(Items from a dataset)
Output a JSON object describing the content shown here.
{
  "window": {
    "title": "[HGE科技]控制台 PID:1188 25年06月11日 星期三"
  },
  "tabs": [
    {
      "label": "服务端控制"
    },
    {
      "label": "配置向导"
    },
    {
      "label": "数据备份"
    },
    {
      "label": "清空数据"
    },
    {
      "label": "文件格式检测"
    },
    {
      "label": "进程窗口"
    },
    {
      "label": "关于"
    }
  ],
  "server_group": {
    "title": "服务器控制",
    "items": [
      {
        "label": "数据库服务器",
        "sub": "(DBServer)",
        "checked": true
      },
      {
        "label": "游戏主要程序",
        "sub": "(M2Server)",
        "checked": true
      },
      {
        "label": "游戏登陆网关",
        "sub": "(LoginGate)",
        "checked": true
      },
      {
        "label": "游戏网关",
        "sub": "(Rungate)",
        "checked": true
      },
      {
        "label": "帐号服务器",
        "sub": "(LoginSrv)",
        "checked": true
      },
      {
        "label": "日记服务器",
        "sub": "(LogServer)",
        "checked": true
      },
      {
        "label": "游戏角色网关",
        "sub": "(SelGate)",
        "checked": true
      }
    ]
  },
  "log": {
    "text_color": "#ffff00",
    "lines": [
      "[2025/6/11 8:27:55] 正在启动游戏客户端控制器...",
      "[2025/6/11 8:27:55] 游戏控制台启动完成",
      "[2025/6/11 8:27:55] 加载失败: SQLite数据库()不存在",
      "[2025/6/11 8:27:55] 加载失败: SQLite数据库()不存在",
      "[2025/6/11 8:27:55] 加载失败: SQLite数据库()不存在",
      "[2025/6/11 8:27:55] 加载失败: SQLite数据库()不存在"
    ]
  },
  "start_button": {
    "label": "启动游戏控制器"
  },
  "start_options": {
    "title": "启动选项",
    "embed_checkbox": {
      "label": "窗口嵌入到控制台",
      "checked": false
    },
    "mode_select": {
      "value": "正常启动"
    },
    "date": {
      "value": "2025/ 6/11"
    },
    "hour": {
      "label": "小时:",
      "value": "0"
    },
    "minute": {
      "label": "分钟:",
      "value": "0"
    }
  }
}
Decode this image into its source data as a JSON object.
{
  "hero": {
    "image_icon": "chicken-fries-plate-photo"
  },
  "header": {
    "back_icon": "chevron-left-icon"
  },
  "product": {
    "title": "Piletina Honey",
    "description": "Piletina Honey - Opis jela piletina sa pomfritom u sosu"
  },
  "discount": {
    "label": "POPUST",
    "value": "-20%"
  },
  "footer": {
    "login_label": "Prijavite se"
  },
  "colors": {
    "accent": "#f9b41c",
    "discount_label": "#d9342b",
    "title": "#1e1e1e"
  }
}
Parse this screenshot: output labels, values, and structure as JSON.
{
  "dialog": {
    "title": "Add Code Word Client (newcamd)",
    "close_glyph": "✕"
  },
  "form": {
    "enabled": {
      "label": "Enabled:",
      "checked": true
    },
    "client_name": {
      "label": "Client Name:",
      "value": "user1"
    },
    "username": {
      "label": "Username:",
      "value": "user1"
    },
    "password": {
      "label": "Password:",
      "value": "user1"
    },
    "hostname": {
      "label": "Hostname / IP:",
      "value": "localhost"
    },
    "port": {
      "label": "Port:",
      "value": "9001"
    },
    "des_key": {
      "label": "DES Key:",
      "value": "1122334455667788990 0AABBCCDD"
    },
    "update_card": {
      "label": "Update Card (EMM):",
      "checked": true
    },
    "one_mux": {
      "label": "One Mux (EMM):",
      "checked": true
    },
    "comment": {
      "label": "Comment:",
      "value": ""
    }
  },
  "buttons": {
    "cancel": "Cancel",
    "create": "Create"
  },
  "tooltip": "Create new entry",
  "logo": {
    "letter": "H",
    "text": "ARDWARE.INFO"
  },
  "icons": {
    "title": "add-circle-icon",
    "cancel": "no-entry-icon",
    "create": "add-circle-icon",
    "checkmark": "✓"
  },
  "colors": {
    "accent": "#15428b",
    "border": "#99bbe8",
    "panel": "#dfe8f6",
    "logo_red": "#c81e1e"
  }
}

> **Exercise**
Repeat the records above exactly, from the first line to the last.

> **Answer**
Output a JSON object describing the content shown here.
{
  "window": {
    "title": "[HGE科技]控制台 PID:1188 25年06月11日 星期三"
  },
  "tabs": [
    {
      "label": "服务端控制"
    },
    {
      "label": "配置向导"
    },
    {
      "label": "数据备份"
    },
    {
      "label": "清空数据"
    },
    {
      "label": "文件格式检测"
    },
    {
      "label": "进程窗口"
    },
    {
      "label": "关于"
    }
  ],
  "server_group": {
    "title": "服务器控制",
    "items": [
      {
        "label": "数据库服务器",
        "sub": "(DBServer)",
        "checked": true
      },
      {
        "label": "游戏主要程序",
        "sub": "(M2Server)",
        "checked": true
      },
      {
        "label": "游戏登陆网关",
        "sub": "(LoginGate)",
        "checked": true
      },
      {
        "label": "游戏网关",
        "sub": "(Rungate)",
        "checked": true
      },
      {
        "label": "帐号服务器",
        "sub": "(LoginSrv)",
        "checked": true
      },
      {
        "label": "日记服务器",
        "sub": "(LogServer)",
        "checked": true
      },
      {
        "label": "游戏角色网关",
        "sub": "(SelGate)",
        "checked": true
      }
    ]
  },
  "log": {
    "text_color": "#ffff00",
    "lines": [
      "[2025/6/11 8:27:55] 正在启动游戏客户端控制器...",
      "[2025/6/11 8:27:55] 游戏控制台启动完成",
      "[2025/6/11 8:27:55] 加载失败: SQLite数据库()不存在",
      "[2025/6/11 8:27:55] 加载失败: SQLite数据库()不存在",
      "[2025/6/11 8:27:55] 加载失败: SQLite数据库()不存在",
      "[2025/6/11 8:27:55] 加载失败: SQLite数据库()不存在"
    ]
  },
  "start_button": {
    "label": "启动游戏控制器"
  },
  "start_options": {
    "title": "启动选项",
    "embed_checkbox": {
      "label": "窗口嵌入到控制台",
      "checked": false
    },
    "mode_select": {
      "value": "正常启动"
    },
    "date": {
      "value": "2025/ 6/11"
    },
    "hour": {
      "label": "小时:",
      "value": "0"
    },
    "minute": {
      "label": "分钟:",
      "value": "0"
    }
  }
}
Decode this image into its source data as a JSON object.
{
  "hero": {
    "image_icon": "chicken-fries-plate-photo"
  },
  "header": {
    "back_icon": "chevron-left-icon"
  },
  "product": {
    "title": "Piletina Honey",
    "description": "Piletina Honey - Opis jela piletina sa pomfritom u sosu"
  },
  "discount": {
    "label": "POPUST",
    "value": "-20%"
  },
  "footer": {
    "login_label": "Prijavite se"
  },
  "colors": {
    "accent": "#f9b41c",
    "discount_label": "#d9342b",
    "title": "#1e1e1e"
  }
}
Parse this screenshot: output labels, values, and structure as JSON.
{
  "dialog": {
    "title": "Add Code Word Client (newcamd)",
    "close_glyph": "✕"
  },
  "form": {
    "enabled": {
      "label": "Enabled:",
      "checked": true
    },
    "client_name": {
      "label": "Client Name:",
      "value": "user1"
    },
    "username": {
      "label": "Username:",
      "value": "user1"
    },
    "password": {
      "label": "Password:",
      "value": "user1"
    },
    "hostname": {
      "label": "Hostname / IP:",
      "value": "localhost"
    },
    "port": {
      "label": "Port:",
      "value": "9001"
    },
    "des_key": {
      "label": "DES Key:",
      "value": "1122334455667788990 0AABBCCDD"
    },
    "update_card": {
      "label": "Update Card (EMM):",
      "checked": true
    },
    "one_mux": {
      "label": "One Mux (EMM):",
      "checked": true
    },
    "comment": {
      "label": "Comment:",
      "value": ""
    }
  },
  "buttons": {
    "cancel": "Cancel",
    "create": "Create"
  },
  "tooltip": "Create new entry",
  "logo": {
    "letter": "H",
    "text": "ARDWARE.INFO"
  },
  "icons": {
    "title": "add-circle-icon",
    "cancel": "no-entry-icon",
    "create": "add-circle-icon",
    "checkmark": "✓"
  },
  "colors": {
    "accent": "#15428b",
    "border": "#99bbe8",
    "panel": "#dfe8f6",
    "logo_red": "#c81e1e"
  }
}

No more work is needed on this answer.